→ **What is asked**
Go through the entries one line at a time, and gather every line that has the word "ylabel".
** Begin **
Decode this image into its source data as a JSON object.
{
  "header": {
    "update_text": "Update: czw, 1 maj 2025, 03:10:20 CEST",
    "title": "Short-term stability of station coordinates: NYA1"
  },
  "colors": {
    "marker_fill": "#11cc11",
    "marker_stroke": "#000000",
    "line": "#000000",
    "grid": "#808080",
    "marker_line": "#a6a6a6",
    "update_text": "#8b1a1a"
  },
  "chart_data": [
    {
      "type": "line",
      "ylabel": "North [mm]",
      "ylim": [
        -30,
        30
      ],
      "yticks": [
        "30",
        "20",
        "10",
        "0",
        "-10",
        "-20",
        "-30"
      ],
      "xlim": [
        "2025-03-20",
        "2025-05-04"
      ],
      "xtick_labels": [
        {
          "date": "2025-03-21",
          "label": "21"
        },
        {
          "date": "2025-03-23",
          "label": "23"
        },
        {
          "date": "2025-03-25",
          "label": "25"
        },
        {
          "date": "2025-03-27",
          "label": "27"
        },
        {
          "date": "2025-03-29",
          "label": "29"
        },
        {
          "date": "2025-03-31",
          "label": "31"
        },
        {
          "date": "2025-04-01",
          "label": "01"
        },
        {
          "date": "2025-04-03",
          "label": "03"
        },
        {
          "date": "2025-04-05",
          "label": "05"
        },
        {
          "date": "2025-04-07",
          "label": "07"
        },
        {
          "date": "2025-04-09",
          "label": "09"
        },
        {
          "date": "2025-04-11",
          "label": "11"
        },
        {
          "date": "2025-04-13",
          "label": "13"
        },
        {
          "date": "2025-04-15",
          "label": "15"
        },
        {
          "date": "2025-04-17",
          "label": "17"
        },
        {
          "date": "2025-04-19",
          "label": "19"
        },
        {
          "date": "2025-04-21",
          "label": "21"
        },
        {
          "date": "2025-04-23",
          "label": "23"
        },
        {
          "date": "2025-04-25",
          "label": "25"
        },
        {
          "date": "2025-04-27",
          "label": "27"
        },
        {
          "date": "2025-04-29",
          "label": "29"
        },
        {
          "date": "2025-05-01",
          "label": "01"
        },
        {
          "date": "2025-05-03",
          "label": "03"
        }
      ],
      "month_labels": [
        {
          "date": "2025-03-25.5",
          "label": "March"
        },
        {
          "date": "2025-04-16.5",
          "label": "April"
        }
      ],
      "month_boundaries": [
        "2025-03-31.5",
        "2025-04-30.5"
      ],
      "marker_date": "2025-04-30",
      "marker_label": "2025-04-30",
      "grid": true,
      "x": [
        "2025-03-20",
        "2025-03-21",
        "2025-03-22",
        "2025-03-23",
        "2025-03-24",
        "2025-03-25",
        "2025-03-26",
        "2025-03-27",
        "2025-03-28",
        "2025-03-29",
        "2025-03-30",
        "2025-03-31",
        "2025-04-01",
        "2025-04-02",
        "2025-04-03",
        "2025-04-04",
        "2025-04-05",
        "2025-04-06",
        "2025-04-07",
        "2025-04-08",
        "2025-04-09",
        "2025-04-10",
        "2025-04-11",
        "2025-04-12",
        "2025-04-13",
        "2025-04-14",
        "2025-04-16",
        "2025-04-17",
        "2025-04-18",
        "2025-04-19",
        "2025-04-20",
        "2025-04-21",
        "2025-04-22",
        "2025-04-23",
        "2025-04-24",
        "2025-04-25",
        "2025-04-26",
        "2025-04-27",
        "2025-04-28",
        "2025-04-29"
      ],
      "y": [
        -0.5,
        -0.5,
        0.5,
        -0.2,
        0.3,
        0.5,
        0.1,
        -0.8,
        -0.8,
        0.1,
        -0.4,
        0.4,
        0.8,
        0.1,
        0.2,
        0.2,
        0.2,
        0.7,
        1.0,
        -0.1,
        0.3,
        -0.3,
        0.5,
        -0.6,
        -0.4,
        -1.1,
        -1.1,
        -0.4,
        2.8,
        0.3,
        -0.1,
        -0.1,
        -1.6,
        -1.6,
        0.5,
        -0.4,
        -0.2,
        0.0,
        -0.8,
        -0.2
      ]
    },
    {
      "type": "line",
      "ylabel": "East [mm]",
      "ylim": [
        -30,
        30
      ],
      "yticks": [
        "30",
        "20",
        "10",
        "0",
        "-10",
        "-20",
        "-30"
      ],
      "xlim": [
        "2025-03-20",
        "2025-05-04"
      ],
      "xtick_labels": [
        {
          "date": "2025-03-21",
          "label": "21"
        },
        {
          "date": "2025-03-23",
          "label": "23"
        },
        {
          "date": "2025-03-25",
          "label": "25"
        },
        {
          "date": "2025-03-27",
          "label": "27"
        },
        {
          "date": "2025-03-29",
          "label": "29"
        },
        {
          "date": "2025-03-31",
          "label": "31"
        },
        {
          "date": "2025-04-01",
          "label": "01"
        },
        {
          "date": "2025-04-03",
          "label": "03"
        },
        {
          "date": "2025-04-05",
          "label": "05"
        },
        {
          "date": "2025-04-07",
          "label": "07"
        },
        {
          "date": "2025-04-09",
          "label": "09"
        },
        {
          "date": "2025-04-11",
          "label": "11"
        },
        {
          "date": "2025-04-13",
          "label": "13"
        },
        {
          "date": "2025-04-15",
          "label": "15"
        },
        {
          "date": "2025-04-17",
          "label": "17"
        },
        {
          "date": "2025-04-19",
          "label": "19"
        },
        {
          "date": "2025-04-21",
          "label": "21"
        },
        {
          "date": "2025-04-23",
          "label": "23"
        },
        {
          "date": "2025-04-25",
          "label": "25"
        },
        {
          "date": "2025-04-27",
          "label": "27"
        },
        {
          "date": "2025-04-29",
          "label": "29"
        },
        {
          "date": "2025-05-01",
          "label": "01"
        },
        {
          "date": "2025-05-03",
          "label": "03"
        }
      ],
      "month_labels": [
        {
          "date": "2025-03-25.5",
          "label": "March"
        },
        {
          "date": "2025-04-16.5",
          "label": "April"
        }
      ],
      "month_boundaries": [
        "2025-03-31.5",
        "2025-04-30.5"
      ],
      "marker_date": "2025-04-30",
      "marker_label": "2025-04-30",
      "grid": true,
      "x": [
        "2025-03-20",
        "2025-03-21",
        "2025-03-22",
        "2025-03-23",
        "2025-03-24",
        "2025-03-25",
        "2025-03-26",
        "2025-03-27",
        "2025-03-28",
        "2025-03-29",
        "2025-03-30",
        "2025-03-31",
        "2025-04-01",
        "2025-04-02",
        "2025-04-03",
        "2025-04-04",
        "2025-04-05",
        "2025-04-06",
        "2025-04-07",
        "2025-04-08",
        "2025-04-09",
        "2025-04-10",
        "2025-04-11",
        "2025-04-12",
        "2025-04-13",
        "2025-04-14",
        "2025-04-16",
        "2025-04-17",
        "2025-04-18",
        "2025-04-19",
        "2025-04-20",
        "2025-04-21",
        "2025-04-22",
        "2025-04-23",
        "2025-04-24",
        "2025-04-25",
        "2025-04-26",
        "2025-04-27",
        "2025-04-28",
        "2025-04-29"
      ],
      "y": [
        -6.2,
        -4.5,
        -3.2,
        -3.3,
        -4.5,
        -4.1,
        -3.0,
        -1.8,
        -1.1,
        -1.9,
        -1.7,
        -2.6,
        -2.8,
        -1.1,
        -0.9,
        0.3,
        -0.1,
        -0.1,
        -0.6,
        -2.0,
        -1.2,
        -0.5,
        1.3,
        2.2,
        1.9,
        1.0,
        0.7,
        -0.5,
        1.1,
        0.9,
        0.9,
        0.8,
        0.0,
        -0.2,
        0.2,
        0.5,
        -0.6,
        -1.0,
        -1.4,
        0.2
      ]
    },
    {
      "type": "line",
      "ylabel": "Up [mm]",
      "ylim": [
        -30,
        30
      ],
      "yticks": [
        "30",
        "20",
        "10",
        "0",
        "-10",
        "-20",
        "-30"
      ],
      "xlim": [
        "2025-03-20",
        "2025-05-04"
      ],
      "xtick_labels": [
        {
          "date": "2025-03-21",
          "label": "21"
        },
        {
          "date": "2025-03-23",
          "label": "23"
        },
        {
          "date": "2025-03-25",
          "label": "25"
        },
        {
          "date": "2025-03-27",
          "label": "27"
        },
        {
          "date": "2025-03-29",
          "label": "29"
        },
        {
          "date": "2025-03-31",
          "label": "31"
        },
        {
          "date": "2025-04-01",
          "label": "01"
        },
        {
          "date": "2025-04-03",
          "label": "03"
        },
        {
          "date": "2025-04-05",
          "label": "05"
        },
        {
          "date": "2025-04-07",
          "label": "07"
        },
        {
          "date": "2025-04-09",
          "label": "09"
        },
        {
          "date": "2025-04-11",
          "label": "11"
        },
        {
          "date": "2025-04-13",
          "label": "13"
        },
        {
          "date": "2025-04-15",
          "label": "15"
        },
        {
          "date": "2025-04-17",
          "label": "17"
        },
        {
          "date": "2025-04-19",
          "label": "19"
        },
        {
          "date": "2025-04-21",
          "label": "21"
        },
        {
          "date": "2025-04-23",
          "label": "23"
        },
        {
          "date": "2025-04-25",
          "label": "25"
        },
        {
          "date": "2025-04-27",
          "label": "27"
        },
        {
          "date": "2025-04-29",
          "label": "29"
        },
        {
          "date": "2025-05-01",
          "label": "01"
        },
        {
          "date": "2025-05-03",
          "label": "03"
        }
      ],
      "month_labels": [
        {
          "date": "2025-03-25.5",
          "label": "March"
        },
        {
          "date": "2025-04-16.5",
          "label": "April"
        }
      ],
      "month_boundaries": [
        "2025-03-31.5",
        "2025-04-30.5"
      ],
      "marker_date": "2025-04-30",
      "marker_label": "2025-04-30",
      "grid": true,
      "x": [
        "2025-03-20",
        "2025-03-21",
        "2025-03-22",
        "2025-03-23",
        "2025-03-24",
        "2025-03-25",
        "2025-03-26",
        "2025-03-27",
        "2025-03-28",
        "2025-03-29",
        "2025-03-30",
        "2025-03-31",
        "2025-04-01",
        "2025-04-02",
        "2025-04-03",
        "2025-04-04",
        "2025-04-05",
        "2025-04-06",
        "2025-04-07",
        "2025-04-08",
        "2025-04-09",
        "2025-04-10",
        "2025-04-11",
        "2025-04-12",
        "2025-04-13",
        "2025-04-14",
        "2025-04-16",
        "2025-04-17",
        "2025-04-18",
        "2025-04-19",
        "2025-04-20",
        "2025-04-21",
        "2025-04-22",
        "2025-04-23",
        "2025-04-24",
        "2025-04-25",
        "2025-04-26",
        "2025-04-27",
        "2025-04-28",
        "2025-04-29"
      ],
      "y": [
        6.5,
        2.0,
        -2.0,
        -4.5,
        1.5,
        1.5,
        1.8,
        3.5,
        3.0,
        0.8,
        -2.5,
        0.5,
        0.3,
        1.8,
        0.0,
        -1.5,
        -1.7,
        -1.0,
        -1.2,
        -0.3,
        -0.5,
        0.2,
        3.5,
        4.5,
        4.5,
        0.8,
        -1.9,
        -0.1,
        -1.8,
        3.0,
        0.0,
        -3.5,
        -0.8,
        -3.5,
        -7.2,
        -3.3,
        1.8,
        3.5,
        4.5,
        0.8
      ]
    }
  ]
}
** End **
→ **Solution for this task**
      "ylabel": "North [mm]",
      "ylabel": "East [mm]",
      "ylabel": "Up [mm]",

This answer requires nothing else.